### Given problem
Write every entry out again exactly, please, and skip the pictures.

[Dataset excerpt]
********
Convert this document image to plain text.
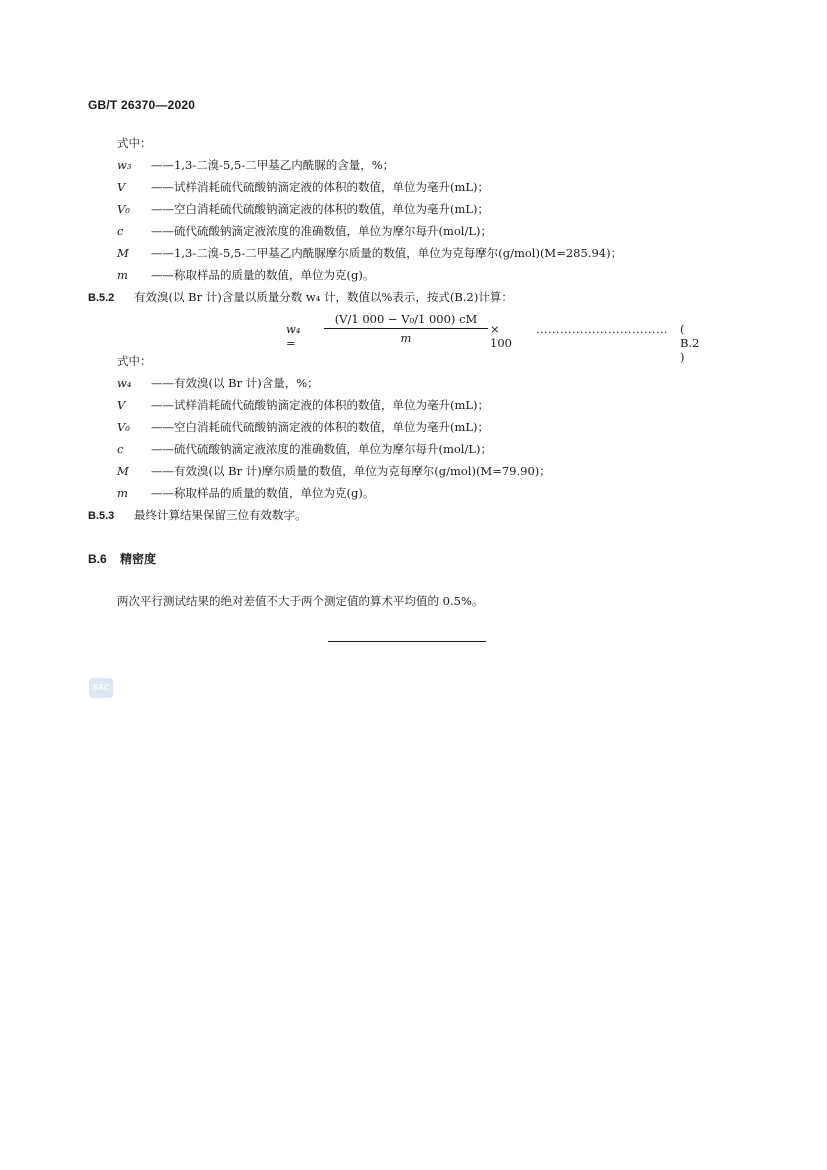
GB/T 26370—2020
式中：
w₃ ——1,3-二溴-5,5-二甲基乙内酰脲的含量，%；
V ——试样消耗硫代硫酸钠滴定液的体积的数值，单位为毫升(mL)；
V₀ ——空白消耗硫代硫酸钠滴定液的体积的数值，单位为毫升(mL)；
c ——硫代硫酸钠滴定液浓度的准确数值，单位为摩尔每升(mol/L)；
M ——1,3-二溴-5,5-二甲基乙内酰脲摩尔质量的数值，单位为克每摩尔(g/mol)(M=285.94)；
m ——称取样品的质量的数值，单位为克(g)。
B.5.2 有效溴(以 Br 计)含量以质量分数 w₄ 计，数值以%表示，按式(B.2)计算：
w₄ =
(V/1 000 − V₀/1 000) cM
m
× 100
…………………………… ( B.2 )
式中：
w₄ ——有效溴(以 Br 计)含量，%；
V ——试样消耗硫代硫酸钠滴定液的体积的数值，单位为毫升(mL)；
V₀ ——空白消耗硫代硫酸钠滴定液的体积的数值，单位为毫升(mL)；
c ——硫代硫酸钠滴定液浓度的准确数值，单位为摩尔每升(mol/L)；
M ——有效溴(以 Br 计)摩尔质量的数值，单位为克每摩尔(g/mol)(M=79.90)；
m ——称取样品的质量的数值，单位为克(g)。
B.5.3 最终计算结果保留三位有效数字。
B.6 精密度
两次平行测试结果的绝对差值不大于两个测定值的算术平均值的 0.5%。
SAC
********
### Exercise output
Convert this document image to plain text.
GB/T 26370—2020
式中：
w₃ ——1,3-二溴-5,5-二甲基乙内酰脲的含量，%；
V ——试样消耗硫代硫酸钠滴定液的体积的数值，单位为毫升(mL)；
V₀ ——空白消耗硫代硫酸钠滴定液的体积的数值，单位为毫升(mL)；
c ——硫代硫酸钠滴定液浓度的准确数值，单位为摩尔每升(mol/L)；
M ——1,3-二溴-5,5-二甲基乙内酰脲摩尔质量的数值，单位为克每摩尔(g/mol)(M=285.94)；
m ——称取样品的质量的数值，单位为克(g)。
B.5.2 有效溴(以 Br 计)含量以质量分数 w₄ 计，数值以%表示，按式(B.2)计算：
w₄ =
(V/1 000 − V₀/1 000) cM
m
× 100
…………………………… ( B.2 )
式中：
w₄ ——有效溴(以 Br 计)含量，%；
V ——试样消耗硫代硫酸钠滴定液的体积的数值，单位为毫升(mL)；
V₀ ——空白消耗硫代硫酸钠滴定液的体积的数值，单位为毫升(mL)；
c ——硫代硫酸钠滴定液浓度的准确数值，单位为摩尔每升(mol/L)；
M ——有效溴(以 Br 计)摩尔质量的数值，单位为克每摩尔(g/mol)(M=79.90)；
m ——称取样品的质量的数值，单位为克(g)。
B.5.3 最终计算结果保留三位有效数字。
B.6 精密度
两次平行测试结果的绝对差值不大于两个测定值的算术平均值的 0.5%。
SAC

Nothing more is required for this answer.